- [To do]:
Say how many lines include the word "zone". Reply with nothing but the number.

....................

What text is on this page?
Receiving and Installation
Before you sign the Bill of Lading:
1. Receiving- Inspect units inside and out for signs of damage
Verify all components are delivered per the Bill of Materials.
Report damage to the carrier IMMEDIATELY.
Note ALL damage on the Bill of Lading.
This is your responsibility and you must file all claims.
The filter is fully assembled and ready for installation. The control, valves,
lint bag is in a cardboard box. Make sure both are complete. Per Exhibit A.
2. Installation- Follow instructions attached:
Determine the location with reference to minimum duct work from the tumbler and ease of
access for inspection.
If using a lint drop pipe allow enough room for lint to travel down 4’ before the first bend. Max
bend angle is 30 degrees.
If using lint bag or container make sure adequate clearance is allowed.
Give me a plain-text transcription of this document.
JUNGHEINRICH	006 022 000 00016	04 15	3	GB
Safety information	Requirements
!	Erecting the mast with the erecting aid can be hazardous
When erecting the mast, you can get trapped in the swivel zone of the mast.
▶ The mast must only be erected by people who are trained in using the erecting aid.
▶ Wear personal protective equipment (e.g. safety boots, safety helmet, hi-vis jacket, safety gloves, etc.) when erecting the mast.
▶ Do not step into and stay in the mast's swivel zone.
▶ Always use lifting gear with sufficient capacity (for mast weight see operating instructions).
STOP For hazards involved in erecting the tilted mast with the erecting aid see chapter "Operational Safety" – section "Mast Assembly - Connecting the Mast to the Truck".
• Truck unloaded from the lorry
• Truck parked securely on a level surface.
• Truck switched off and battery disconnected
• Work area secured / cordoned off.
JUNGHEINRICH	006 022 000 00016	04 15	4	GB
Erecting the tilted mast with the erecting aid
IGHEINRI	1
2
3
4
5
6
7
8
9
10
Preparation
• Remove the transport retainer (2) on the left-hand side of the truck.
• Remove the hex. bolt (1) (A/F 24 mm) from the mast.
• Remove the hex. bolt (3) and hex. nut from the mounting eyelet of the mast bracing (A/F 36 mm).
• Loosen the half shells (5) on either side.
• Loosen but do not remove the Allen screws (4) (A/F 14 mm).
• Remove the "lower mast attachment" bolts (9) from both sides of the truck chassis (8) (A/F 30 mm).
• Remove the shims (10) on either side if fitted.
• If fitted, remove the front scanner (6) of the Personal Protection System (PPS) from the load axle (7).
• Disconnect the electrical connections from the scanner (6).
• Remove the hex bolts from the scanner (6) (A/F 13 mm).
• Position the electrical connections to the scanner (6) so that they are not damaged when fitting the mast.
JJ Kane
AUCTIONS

....................

- [Exercise output]:
2